# Start of Task inputs

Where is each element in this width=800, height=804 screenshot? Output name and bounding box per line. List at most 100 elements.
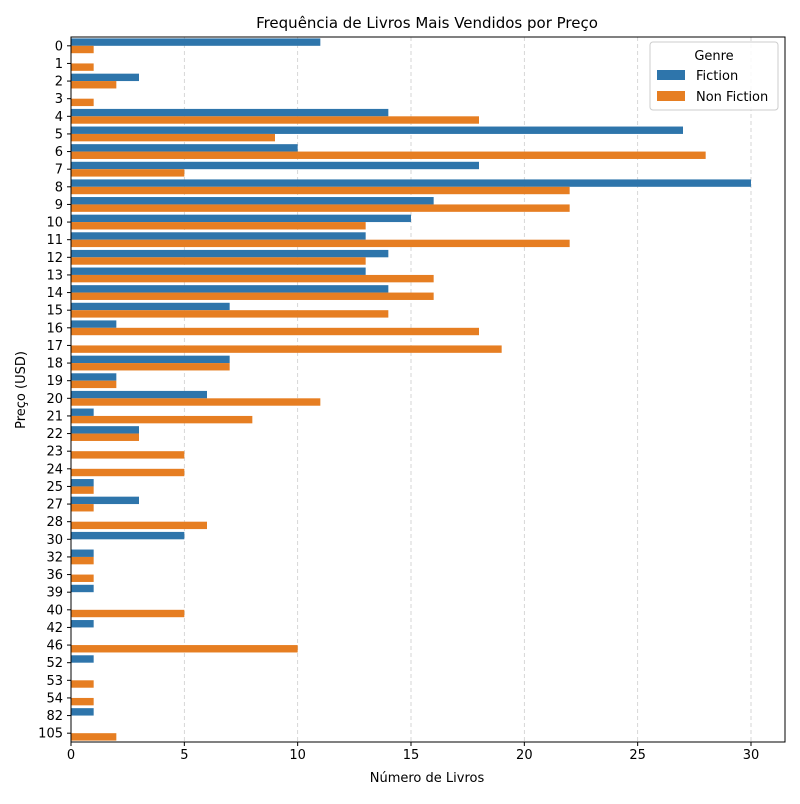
y-tick-label: 30 bbox=[46, 533, 63, 548]
bar-fiction bbox=[71, 655, 94, 663]
bar-fiction bbox=[71, 161, 479, 170]
y-tick-label: 1 bbox=[55, 57, 63, 72]
x-tick-label: 10 bbox=[289, 748, 306, 763]
y-tick-label: 3 bbox=[55, 92, 63, 107]
bar-fiction bbox=[71, 708, 94, 716]
bar-nonfiction bbox=[71, 556, 94, 565]
bar-nonfiction bbox=[71, 680, 94, 688]
y-tick-label: 24 bbox=[46, 462, 63, 477]
axes: 0 5 10 15 20 25 300123456789101112131415161718… bbox=[38, 36, 786, 763]
bar-nonfiction bbox=[71, 327, 479, 336]
x-axis-label: Número de Livros bbox=[370, 771, 485, 786]
y-tick-label: 19 bbox=[46, 374, 63, 389]
bar-nonfiction bbox=[71, 345, 502, 353]
legend-label-nonfiction: Non Fiction bbox=[696, 90, 768, 105]
bar-fiction bbox=[71, 197, 434, 205]
bar-fiction bbox=[71, 249, 389, 258]
bar-nonfiction bbox=[71, 133, 275, 142]
bar-nonfiction bbox=[71, 222, 366, 230]
legend-label-fiction: Fiction bbox=[696, 69, 738, 84]
bar-fiction bbox=[71, 355, 230, 364]
bar-fiction bbox=[71, 620, 94, 628]
y-tick-label: 9 bbox=[55, 198, 63, 213]
bar-nonfiction bbox=[71, 609, 185, 618]
bar-nonfiction bbox=[71, 98, 94, 107]
bar-fiction bbox=[71, 479, 94, 487]
bar-nonfiction bbox=[71, 239, 570, 248]
bar-nonfiction bbox=[71, 486, 94, 494]
x-tick-label: 20 bbox=[516, 748, 533, 763]
bar-nonfiction bbox=[71, 645, 298, 653]
bar-fiction bbox=[71, 73, 139, 82]
y-tick-label: 42 bbox=[46, 621, 63, 636]
y-tick-label: 23 bbox=[46, 445, 63, 460]
y-tick-label: 17 bbox=[46, 339, 63, 354]
y-tick-label: 20 bbox=[46, 392, 63, 407]
bar-fiction bbox=[71, 179, 751, 187]
y-tick-label: 15 bbox=[46, 304, 63, 319]
x-tick-label: 30 bbox=[743, 748, 760, 763]
bar-nonfiction bbox=[71, 733, 117, 741]
bar-nonfiction bbox=[71, 257, 366, 265]
bar-fiction bbox=[71, 267, 366, 275]
y-tick-label: 25 bbox=[46, 480, 63, 495]
bar-nonfiction bbox=[71, 274, 434, 283]
bar-nonfiction bbox=[71, 186, 570, 195]
bar-fiction bbox=[71, 214, 411, 223]
y-tick-label: 105 bbox=[38, 727, 63, 742]
bar-nonfiction bbox=[71, 151, 706, 159]
bar-fiction bbox=[71, 584, 94, 593]
bar-nonfiction bbox=[71, 81, 117, 89]
y-tick-label: 16 bbox=[46, 321, 63, 336]
bar-fiction bbox=[71, 373, 117, 381]
y-tick-label: 0 bbox=[55, 39, 63, 54]
bar-nonfiction bbox=[71, 468, 185, 477]
y-tick-label: 27 bbox=[46, 498, 63, 513]
y-tick-label: 11 bbox=[46, 233, 63, 248]
bar-nonfiction bbox=[71, 504, 94, 512]
y-tick-label: 12 bbox=[46, 251, 63, 266]
y-tick-label: 7 bbox=[55, 163, 63, 178]
x-tick-label: 25 bbox=[629, 748, 646, 763]
y-tick-label: 2 bbox=[55, 75, 63, 90]
y-tick-label: 18 bbox=[46, 357, 63, 372]
bar-fiction bbox=[71, 126, 683, 134]
y-tick-label: 10 bbox=[46, 216, 63, 231]
y-tick-label: 21 bbox=[46, 409, 63, 424]
y-tick-label: 36 bbox=[46, 568, 63, 583]
bar-nonfiction bbox=[71, 415, 253, 424]
bar-nonfiction bbox=[71, 398, 321, 406]
bar-nonfiction bbox=[71, 521, 207, 530]
bar-nonfiction bbox=[71, 433, 139, 441]
grid-lines bbox=[70, 37, 752, 742]
bar-nonfiction bbox=[71, 363, 230, 371]
legend-swatch-fiction bbox=[657, 70, 685, 80]
bar-nonfiction bbox=[71, 451, 185, 459]
bar-nonfiction bbox=[71, 697, 94, 706]
x-tick-label: 0 bbox=[67, 748, 75, 763]
legend-title: Genre bbox=[694, 49, 733, 64]
bar-nonfiction bbox=[71, 380, 117, 389]
bar-fiction bbox=[71, 426, 139, 434]
bar-fiction bbox=[71, 38, 321, 46]
bar-fiction bbox=[71, 320, 117, 328]
x-tick-label: 5 bbox=[180, 748, 188, 763]
y-tick-label: 40 bbox=[46, 603, 63, 618]
bar-fiction bbox=[71, 390, 207, 399]
y-tick-label: 52 bbox=[46, 656, 63, 671]
y-tick-label: 39 bbox=[46, 586, 63, 601]
y-tick-label: 5 bbox=[55, 127, 63, 142]
bar-fiction bbox=[71, 144, 298, 152]
bar-nonfiction bbox=[71, 169, 185, 177]
bar-fiction bbox=[71, 496, 139, 505]
bar-fiction bbox=[71, 531, 185, 540]
plot-frame bbox=[70, 36, 786, 743]
y-tick-label: 82 bbox=[46, 709, 63, 724]
bar-nonfiction bbox=[71, 116, 479, 124]
bars bbox=[71, 38, 751, 741]
bar-fiction bbox=[71, 302, 230, 311]
chart-title: Frequência de Livros Mais Vendidos por P… bbox=[256, 14, 598, 32]
legend-swatch-nonfiction bbox=[657, 91, 685, 101]
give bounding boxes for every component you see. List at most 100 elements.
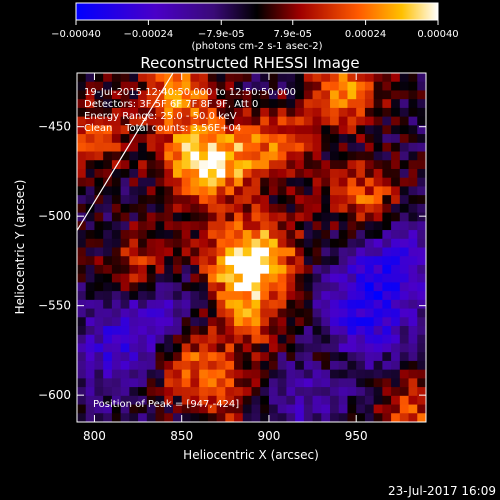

# End of Task inputs

Task instructions: Copy out all of the records above, putting "y-axis-tick" wherever "y-tick-label" stands and leaving everything else unchanged. Omit the pictures.

Task result:
Where is each element in this width=800, height=804 screenshot? Output name and bounding box per line. List at most 100 elements.
y-axis-tick: 30 bbox=[46, 533, 63, 548]
bar-fiction bbox=[71, 655, 94, 663]
bar-fiction bbox=[71, 161, 479, 170]
y-axis-tick: 1 bbox=[55, 57, 63, 72]
x-tick-label: 10 bbox=[289, 748, 306, 763]
y-axis-tick: 3 bbox=[55, 92, 63, 107]
bar-fiction bbox=[71, 708, 94, 716]
bar-nonfiction bbox=[71, 556, 94, 565]
bar-nonfiction bbox=[71, 680, 94, 688]
y-axis-tick: 24 bbox=[46, 462, 63, 477]
axes: 0 5 10 15 20 25 300123456789101112131415161718… bbox=[38, 36, 786, 763]
bar-nonfiction bbox=[71, 327, 479, 336]
x-axis-label: Número de Livros bbox=[370, 771, 485, 786]
y-axis-tick: 19 bbox=[46, 374, 63, 389]
bar-nonfiction bbox=[71, 345, 502, 353]
legend-label-nonfiction: Non Fiction bbox=[696, 90, 768, 105]
bar-fiction bbox=[71, 197, 434, 205]
bar-fiction bbox=[71, 249, 389, 258]
bar-nonfiction bbox=[71, 133, 275, 142]
bar-nonfiction bbox=[71, 222, 366, 230]
legend-label-fiction: Fiction bbox=[696, 69, 738, 84]
bar-fiction bbox=[71, 355, 230, 364]
bar-fiction bbox=[71, 620, 94, 628]
y-axis-tick: 9 bbox=[55, 198, 63, 213]
bar-nonfiction bbox=[71, 609, 185, 618]
bar-nonfiction bbox=[71, 98, 94, 107]
bar-fiction bbox=[71, 479, 94, 487]
bar-nonfiction bbox=[71, 239, 570, 248]
bar-nonfiction bbox=[71, 486, 94, 494]
x-tick-label: 20 bbox=[516, 748, 533, 763]
bar-nonfiction bbox=[71, 645, 298, 653]
bar-fiction bbox=[71, 73, 139, 82]
y-axis-tick: 42 bbox=[46, 621, 63, 636]
y-axis-tick: 23 bbox=[46, 445, 63, 460]
y-axis-tick: 17 bbox=[46, 339, 63, 354]
y-axis-tick: 20 bbox=[46, 392, 63, 407]
bar-fiction bbox=[71, 179, 751, 187]
y-axis-tick: 15 bbox=[46, 304, 63, 319]
x-tick-label: 30 bbox=[743, 748, 760, 763]
bar-nonfiction bbox=[71, 733, 117, 741]
bar-nonfiction bbox=[71, 257, 366, 265]
bar-fiction bbox=[71, 267, 366, 275]
y-axis-tick: 25 bbox=[46, 480, 63, 495]
bar-nonfiction bbox=[71, 274, 434, 283]
bar-nonfiction bbox=[71, 186, 570, 195]
bar-fiction bbox=[71, 214, 411, 223]
y-axis-tick: 105 bbox=[38, 727, 63, 742]
bar-nonfiction bbox=[71, 151, 706, 159]
bar-fiction bbox=[71, 584, 94, 593]
bar-nonfiction bbox=[71, 81, 117, 89]
y-axis-tick: 16 bbox=[46, 321, 63, 336]
bar-fiction bbox=[71, 373, 117, 381]
y-axis-tick: 0 bbox=[55, 39, 63, 54]
bar-nonfiction bbox=[71, 468, 185, 477]
y-axis-tick: 27 bbox=[46, 498, 63, 513]
y-axis-tick: 11 bbox=[46, 233, 63, 248]
bar-nonfiction bbox=[71, 504, 94, 512]
y-axis-tick: 12 bbox=[46, 251, 63, 266]
y-axis-tick: 7 bbox=[55, 163, 63, 178]
x-tick-label: 25 bbox=[629, 748, 646, 763]
y-axis-tick: 2 bbox=[55, 75, 63, 90]
y-axis-tick: 18 bbox=[46, 357, 63, 372]
bar-fiction bbox=[71, 126, 683, 134]
y-axis-tick: 10 bbox=[46, 216, 63, 231]
y-axis-tick: 21 bbox=[46, 409, 63, 424]
y-axis-tick: 36 bbox=[46, 568, 63, 583]
bar-nonfiction bbox=[71, 415, 253, 424]
bar-nonfiction bbox=[71, 398, 321, 406]
bar-nonfiction bbox=[71, 521, 207, 530]
bar-nonfiction bbox=[71, 433, 139, 441]
grid-lines bbox=[70, 37, 752, 742]
bar-nonfiction bbox=[71, 363, 230, 371]
legend-swatch-fiction bbox=[657, 70, 685, 80]
bar-nonfiction bbox=[71, 451, 185, 459]
bar-nonfiction bbox=[71, 697, 94, 706]
x-tick-label: 0 bbox=[67, 748, 75, 763]
legend-title: Genre bbox=[694, 49, 733, 64]
bar-nonfiction bbox=[71, 380, 117, 389]
bar-fiction bbox=[71, 426, 139, 434]
bar-fiction bbox=[71, 38, 321, 46]
bar-fiction bbox=[71, 320, 117, 328]
x-tick-label: 5 bbox=[180, 748, 188, 763]
y-axis-tick: 40 bbox=[46, 603, 63, 618]
bar-fiction bbox=[71, 390, 207, 399]
y-axis-tick: 52 bbox=[46, 656, 63, 671]
y-axis-tick: 39 bbox=[46, 586, 63, 601]
y-axis-tick: 5 bbox=[55, 127, 63, 142]
bar-fiction bbox=[71, 144, 298, 152]
bar-nonfiction bbox=[71, 169, 185, 177]
bar-fiction bbox=[71, 496, 139, 505]
bar-fiction bbox=[71, 531, 185, 540]
plot-frame bbox=[70, 36, 786, 743]
y-axis-tick: 82 bbox=[46, 709, 63, 724]
bar-nonfiction bbox=[71, 116, 479, 124]
bars bbox=[71, 38, 751, 741]
bar-fiction bbox=[71, 302, 230, 311]
chart-title: Frequência de Livros Mais Vendidos por P… bbox=[256, 14, 598, 32]
legend-swatch-nonfiction bbox=[657, 91, 685, 101]
give bounding boxes for every component you see. List at most 100 elements.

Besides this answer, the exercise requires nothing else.